- Dataset items

━━━━━━━━

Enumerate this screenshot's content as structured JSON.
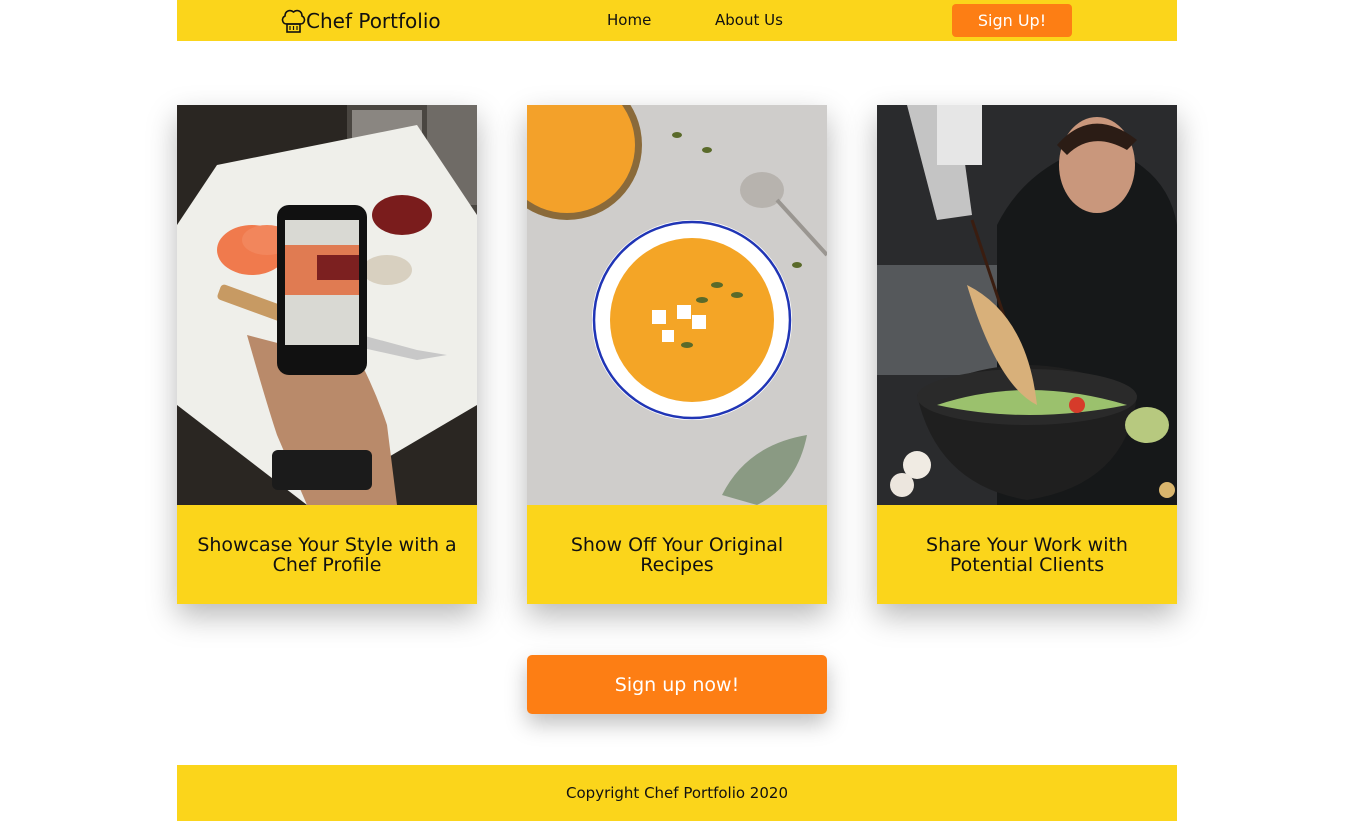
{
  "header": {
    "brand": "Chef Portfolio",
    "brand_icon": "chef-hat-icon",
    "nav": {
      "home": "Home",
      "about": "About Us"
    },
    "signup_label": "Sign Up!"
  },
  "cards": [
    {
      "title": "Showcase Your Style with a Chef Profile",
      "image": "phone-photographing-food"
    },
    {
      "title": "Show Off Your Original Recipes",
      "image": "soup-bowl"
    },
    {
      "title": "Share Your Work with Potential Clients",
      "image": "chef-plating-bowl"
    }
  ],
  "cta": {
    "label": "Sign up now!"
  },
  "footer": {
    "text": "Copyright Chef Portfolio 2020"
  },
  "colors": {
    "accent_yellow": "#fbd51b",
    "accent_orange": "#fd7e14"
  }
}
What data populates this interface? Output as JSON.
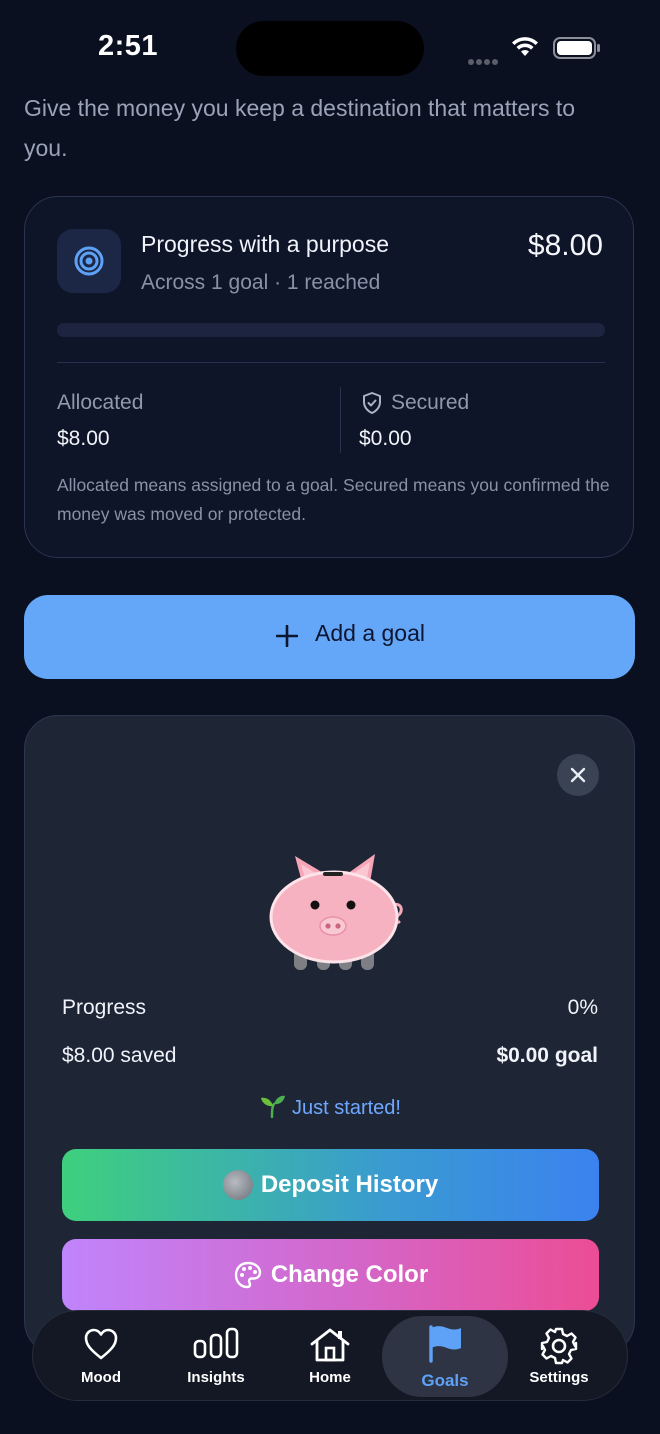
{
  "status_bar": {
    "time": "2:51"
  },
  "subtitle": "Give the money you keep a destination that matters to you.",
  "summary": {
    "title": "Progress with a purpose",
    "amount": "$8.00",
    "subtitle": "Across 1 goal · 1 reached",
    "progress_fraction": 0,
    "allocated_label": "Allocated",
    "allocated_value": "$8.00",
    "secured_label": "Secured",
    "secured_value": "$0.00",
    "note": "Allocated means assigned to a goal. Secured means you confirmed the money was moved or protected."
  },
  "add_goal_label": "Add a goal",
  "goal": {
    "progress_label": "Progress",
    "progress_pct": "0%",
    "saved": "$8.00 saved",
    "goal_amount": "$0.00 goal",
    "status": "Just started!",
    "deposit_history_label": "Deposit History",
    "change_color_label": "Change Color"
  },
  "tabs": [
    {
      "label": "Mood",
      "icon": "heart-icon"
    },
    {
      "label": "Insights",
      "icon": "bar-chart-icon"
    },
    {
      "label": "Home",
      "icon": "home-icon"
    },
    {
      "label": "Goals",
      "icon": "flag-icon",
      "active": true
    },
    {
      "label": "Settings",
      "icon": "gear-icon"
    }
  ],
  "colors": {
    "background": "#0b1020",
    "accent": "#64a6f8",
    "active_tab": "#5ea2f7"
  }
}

━━━━━━━━

- PROBLEM TO SOLVE
Make an exact reproduction of the listing above, without any pictures.

- WORKED ANSWER
Enumerate this screenshot's content as structured JSON.
{
  "header": {
    "brand": "Chef Portfolio",
    "brand_icon": "chef-hat-icon",
    "nav": {
      "home": "Home",
      "about": "About Us"
    },
    "signup_label": "Sign Up!"
  },
  "cards": [
    {
      "title": "Showcase Your Style with a Chef Profile",
      "image": "phone-photographing-food"
    },
    {
      "title": "Show Off Your Original Recipes",
      "image": "soup-bowl"
    },
    {
      "title": "Share Your Work with Potential Clients",
      "image": "chef-plating-bowl"
    }
  ],
  "cta": {
    "label": "Sign up now!"
  },
  "footer": {
    "text": "Copyright Chef Portfolio 2020"
  },
  "colors": {
    "accent_yellow": "#fbd51b",
    "accent_orange": "#fd7e14"
  }
}
What data populates this interface? Output as JSON.
{
  "status_bar": {
    "time": "2:51"
  },
  "subtitle": "Give the money you keep a destination that matters to you.",
  "summary": {
    "title": "Progress with a purpose",
    "amount": "$8.00",
    "subtitle": "Across 1 goal · 1 reached",
    "progress_fraction": 0,
    "allocated_label": "Allocated",
    "allocated_value": "$8.00",
    "secured_label": "Secured",
    "secured_value": "$0.00",
    "note": "Allocated means assigned to a goal. Secured means you confirmed the money was moved or protected."
  },
  "add_goal_label": "Add a goal",
  "goal": {
    "progress_label": "Progress",
    "progress_pct": "0%",
    "saved": "$8.00 saved",
    "goal_amount": "$0.00 goal",
    "status": "Just started!",
    "deposit_history_label": "Deposit History",
    "change_color_label": "Change Color"
  },
  "tabs": [
    {
      "label": "Mood",
      "icon": "heart-icon"
    },
    {
      "label": "Insights",
      "icon": "bar-chart-icon"
    },
    {
      "label": "Home",
      "icon": "home-icon"
    },
    {
      "label": "Goals",
      "icon": "flag-icon",
      "active": true
    },
    {
      "label": "Settings",
      "icon": "gear-icon"
    }
  ],
  "colors": {
    "background": "#0b1020",
    "accent": "#64a6f8",
    "active_tab": "#5ea2f7"
  }
}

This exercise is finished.